▶ Set task
Copy each line that contains the word "SKIN".

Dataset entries
....

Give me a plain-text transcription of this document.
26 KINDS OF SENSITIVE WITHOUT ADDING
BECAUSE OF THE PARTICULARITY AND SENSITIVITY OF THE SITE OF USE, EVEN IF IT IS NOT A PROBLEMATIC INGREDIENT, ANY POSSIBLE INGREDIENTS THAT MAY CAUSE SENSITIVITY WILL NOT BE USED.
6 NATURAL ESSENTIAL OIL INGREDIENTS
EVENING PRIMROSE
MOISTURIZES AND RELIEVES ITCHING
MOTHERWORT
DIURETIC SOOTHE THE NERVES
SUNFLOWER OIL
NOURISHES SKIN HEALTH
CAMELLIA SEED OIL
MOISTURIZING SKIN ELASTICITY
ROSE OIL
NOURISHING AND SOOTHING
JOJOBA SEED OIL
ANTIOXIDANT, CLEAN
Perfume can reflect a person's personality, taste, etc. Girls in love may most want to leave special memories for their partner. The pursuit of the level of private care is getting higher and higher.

....

▶ Finished task
NOURISHES SKIN HEALTH
MOISTURIZING SKIN ELASTICITY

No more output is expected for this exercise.